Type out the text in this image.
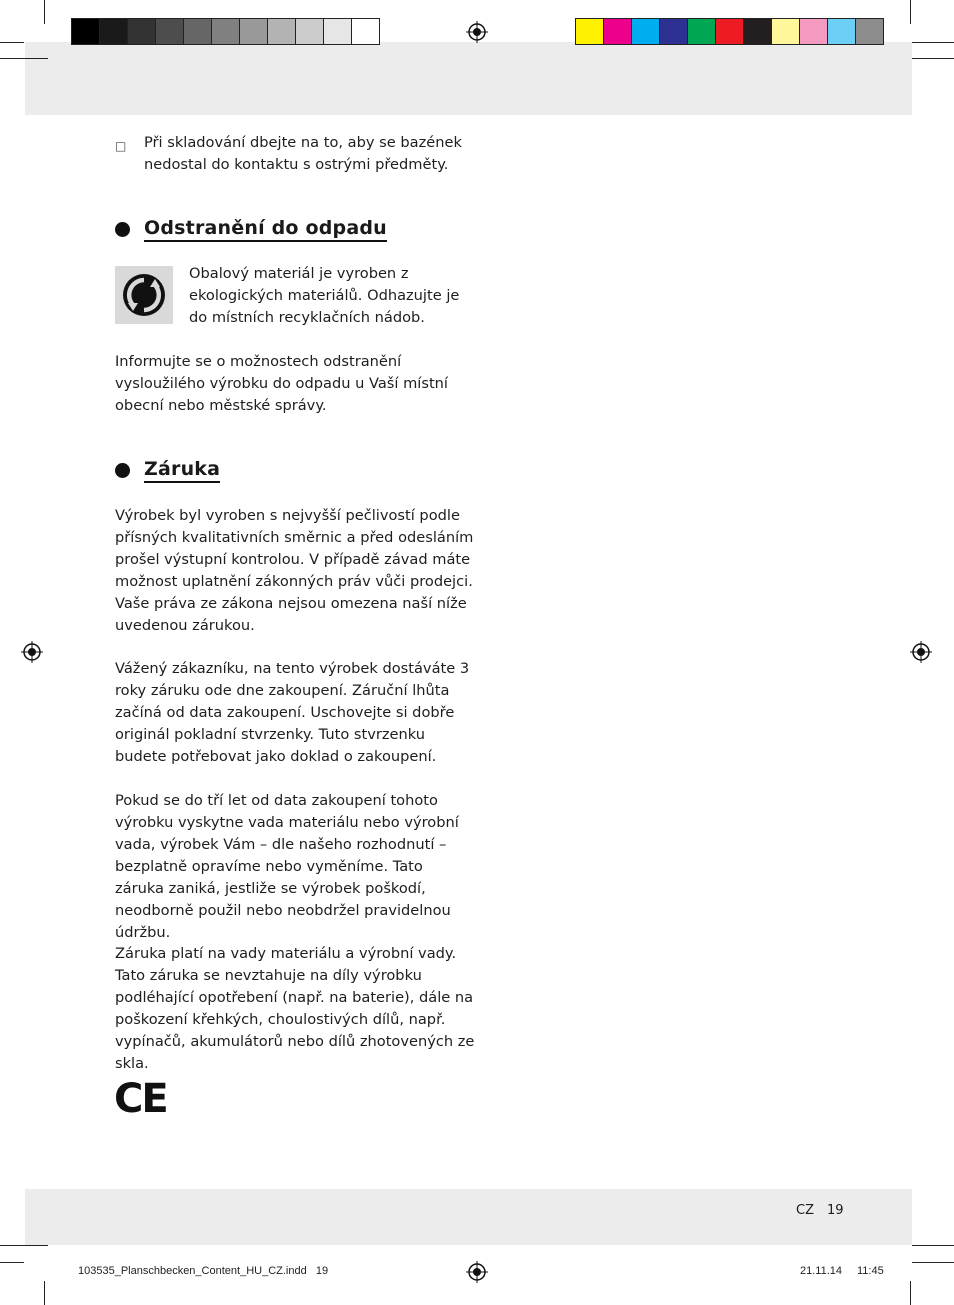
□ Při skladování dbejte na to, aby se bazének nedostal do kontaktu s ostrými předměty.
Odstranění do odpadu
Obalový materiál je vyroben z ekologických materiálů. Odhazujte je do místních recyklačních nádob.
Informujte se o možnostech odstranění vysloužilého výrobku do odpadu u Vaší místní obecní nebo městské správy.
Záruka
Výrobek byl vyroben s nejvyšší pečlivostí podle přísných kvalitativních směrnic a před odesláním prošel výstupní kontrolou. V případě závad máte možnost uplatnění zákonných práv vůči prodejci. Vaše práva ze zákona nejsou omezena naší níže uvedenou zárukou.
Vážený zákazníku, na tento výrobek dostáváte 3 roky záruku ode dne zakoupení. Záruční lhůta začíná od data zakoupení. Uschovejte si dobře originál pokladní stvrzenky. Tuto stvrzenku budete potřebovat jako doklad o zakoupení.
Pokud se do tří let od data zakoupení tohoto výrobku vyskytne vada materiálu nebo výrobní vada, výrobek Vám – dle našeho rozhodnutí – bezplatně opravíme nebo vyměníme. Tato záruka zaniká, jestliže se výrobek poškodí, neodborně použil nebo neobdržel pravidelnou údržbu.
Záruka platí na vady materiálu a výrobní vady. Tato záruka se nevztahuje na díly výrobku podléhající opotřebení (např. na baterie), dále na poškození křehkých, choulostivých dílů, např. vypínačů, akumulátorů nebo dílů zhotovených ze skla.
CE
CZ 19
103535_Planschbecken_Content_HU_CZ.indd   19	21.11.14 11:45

* * *

**Required task**
Omit the pictures, then quote the rest of the material above exactly.

**Exercise solution**
Type out the text in this image.
□ Při skladování dbejte na to, aby se bazének nedostal do kontaktu s ostrými předměty.
Odstranění do odpadu
Obalový materiál je vyroben z ekologických materiálů. Odhazujte je do místních recyklačních nádob.
Informujte se o možnostech odstranění vysloužilého výrobku do odpadu u Vaší místní obecní nebo městské správy.
Záruka
Výrobek byl vyroben s nejvyšší pečlivostí podle přísných kvalitativních směrnic a před odesláním prošel výstupní kontrolou. V případě závad máte možnost uplatnění zákonných práv vůči prodejci. Vaše práva ze zákona nejsou omezena naší níže uvedenou zárukou.
Vážený zákazníku, na tento výrobek dostáváte 3 roky záruku ode dne zakoupení. Záruční lhůta začíná od data zakoupení. Uschovejte si dobře originál pokladní stvrzenky. Tuto stvrzenku budete potřebovat jako doklad o zakoupení.
Pokud se do tří let od data zakoupení tohoto výrobku vyskytne vada materiálu nebo výrobní vada, výrobek Vám – dle našeho rozhodnutí – bezplatně opravíme nebo vyměníme. Tato záruka zaniká, jestliže se výrobek poškodí, neodborně použil nebo neobdržel pravidelnou údržbu.
Záruka platí na vady materiálu a výrobní vady. Tato záruka se nevztahuje na díly výrobku podléhající opotřebení (např. na baterie), dále na poškození křehkých, choulostivých dílů, např. vypínačů, akumulátorů nebo dílů zhotovených ze skla.
CE
CZ 19
103535_Planschbecken_Content_HU_CZ.indd   19	21.11.14 11:45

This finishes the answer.